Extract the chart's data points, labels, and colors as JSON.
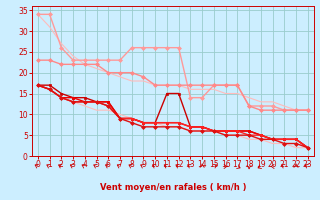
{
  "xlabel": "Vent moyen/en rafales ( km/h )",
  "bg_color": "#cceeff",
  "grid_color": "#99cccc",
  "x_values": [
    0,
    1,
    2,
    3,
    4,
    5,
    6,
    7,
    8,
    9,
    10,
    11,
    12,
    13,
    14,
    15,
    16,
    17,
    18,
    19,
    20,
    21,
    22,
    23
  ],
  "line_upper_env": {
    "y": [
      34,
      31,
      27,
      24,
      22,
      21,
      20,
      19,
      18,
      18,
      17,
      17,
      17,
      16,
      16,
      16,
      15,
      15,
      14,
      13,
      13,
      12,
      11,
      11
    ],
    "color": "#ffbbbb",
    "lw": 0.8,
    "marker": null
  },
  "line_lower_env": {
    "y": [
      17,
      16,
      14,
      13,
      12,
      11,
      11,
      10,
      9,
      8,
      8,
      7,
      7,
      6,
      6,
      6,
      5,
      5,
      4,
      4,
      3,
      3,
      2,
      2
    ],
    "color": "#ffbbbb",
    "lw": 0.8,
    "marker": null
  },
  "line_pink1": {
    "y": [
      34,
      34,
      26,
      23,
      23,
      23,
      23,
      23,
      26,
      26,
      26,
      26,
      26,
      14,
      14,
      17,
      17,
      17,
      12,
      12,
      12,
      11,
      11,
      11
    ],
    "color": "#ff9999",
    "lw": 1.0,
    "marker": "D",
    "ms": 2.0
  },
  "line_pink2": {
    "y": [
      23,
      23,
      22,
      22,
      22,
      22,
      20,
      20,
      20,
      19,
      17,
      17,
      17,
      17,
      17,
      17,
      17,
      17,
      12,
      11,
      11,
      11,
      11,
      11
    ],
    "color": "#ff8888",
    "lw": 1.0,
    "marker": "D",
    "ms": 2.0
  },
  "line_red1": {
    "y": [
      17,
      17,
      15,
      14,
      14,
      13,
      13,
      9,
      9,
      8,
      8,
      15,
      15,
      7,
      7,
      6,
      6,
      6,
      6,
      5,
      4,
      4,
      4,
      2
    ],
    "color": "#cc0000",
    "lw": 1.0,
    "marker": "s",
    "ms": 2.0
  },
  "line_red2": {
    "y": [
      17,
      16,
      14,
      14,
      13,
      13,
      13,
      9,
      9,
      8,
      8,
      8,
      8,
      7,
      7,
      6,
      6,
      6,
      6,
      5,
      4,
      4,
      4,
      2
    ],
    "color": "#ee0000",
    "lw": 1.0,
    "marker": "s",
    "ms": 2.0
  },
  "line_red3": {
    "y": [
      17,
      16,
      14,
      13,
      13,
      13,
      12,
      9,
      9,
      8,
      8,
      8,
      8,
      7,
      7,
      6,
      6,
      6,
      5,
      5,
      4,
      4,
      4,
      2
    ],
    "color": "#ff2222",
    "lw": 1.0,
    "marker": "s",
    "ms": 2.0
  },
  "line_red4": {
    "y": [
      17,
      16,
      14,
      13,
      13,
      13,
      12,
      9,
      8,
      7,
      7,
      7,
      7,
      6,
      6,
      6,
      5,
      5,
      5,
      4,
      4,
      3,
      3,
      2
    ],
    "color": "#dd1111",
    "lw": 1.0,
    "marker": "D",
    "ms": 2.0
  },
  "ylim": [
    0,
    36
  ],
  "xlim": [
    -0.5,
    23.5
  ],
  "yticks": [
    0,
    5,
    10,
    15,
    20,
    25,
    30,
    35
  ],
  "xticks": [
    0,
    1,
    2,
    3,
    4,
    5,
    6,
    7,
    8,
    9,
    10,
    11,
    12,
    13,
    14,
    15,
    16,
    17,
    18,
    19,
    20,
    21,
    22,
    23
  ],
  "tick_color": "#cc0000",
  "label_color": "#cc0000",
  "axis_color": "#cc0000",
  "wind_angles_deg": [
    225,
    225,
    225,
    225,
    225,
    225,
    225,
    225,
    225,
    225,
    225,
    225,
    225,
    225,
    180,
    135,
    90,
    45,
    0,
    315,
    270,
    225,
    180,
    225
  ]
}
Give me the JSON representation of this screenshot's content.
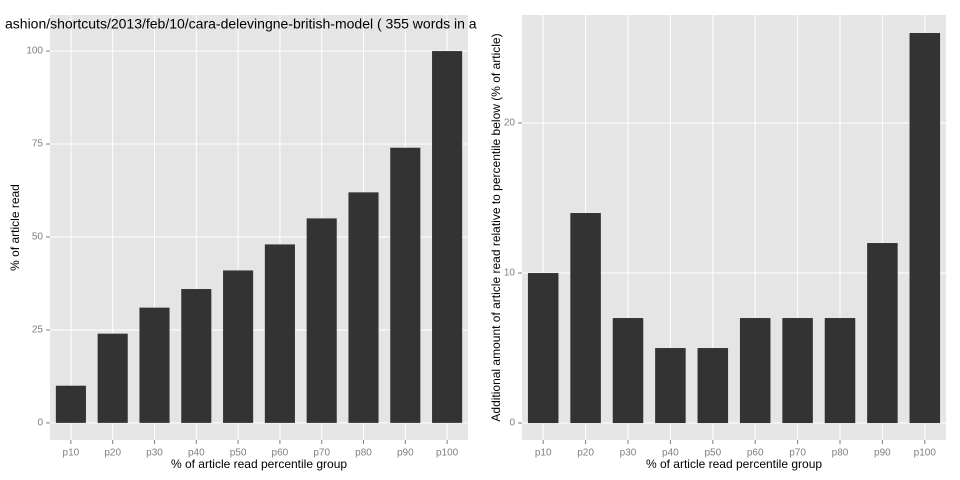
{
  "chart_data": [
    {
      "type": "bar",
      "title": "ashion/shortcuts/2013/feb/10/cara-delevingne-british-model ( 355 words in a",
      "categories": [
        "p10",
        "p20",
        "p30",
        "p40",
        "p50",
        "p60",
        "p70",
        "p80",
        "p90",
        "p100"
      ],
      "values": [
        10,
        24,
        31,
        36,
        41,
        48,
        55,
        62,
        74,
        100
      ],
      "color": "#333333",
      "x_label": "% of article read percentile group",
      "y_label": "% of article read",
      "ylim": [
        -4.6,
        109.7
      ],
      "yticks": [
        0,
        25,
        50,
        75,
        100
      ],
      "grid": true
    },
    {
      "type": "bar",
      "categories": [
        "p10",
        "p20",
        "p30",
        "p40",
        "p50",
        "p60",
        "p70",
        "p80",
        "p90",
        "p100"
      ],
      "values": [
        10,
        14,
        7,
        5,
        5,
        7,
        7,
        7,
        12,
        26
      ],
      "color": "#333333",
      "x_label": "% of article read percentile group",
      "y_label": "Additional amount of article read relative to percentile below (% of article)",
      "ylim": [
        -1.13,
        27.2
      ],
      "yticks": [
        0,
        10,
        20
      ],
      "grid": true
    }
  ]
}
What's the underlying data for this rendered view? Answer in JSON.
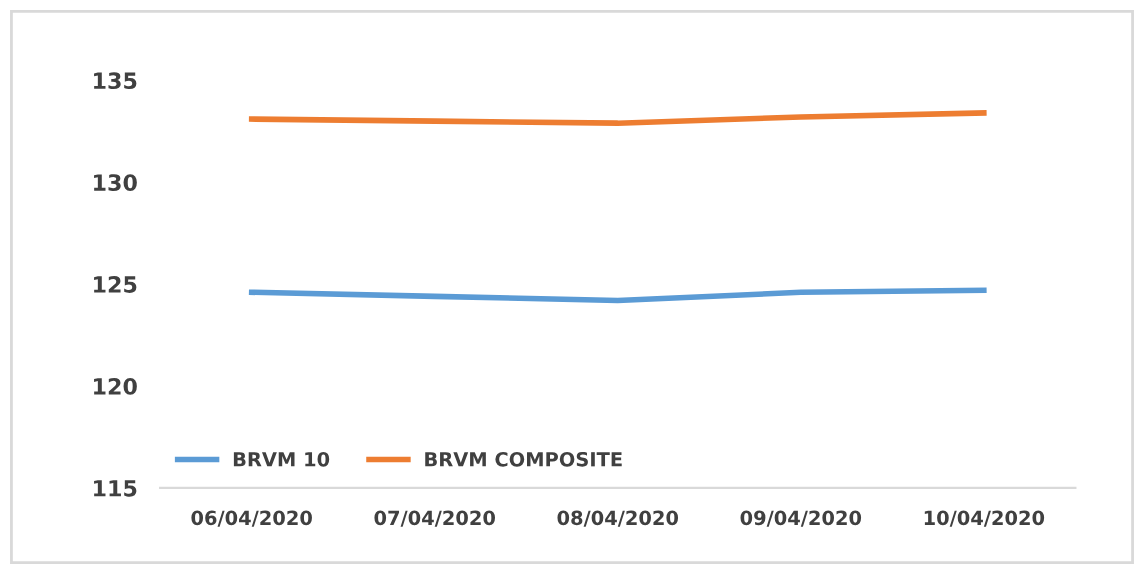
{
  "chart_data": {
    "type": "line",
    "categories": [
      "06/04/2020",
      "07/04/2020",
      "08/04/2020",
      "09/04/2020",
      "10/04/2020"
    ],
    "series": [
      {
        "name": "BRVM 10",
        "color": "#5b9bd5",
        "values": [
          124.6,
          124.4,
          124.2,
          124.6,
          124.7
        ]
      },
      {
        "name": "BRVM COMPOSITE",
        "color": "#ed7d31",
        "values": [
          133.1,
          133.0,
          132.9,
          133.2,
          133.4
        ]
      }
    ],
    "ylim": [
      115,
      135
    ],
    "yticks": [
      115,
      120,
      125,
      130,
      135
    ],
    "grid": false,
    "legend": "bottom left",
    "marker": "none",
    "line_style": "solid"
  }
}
+--
• **What you will do**
Extract only the lines from the one that contains "What's the underlying" through the end of the records, inclusive, and omit every picture.

• **Reply to the exercise**
What's the underlying data for this rendered view? Answer in JSON.
{
  "chart_data": {
    "type": "line",
    "categories": [
      "06/04/2020",
      "07/04/2020",
      "08/04/2020",
      "09/04/2020",
      "10/04/2020"
    ],
    "series": [
      {
        "name": "BRVM 10",
        "color": "#5b9bd5",
        "values": [
          124.6,
          124.4,
          124.2,
          124.6,
          124.7
        ]
      },
      {
        "name": "BRVM COMPOSITE",
        "color": "#ed7d31",
        "values": [
          133.1,
          133.0,
          132.9,
          133.2,
          133.4
        ]
      }
    ],
    "ylim": [
      115,
      135
    ],
    "yticks": [
      115,
      120,
      125,
      130,
      135
    ],
    "grid": false,
    "legend": "bottom left",
    "marker": "none",
    "line_style": "solid"
  }
}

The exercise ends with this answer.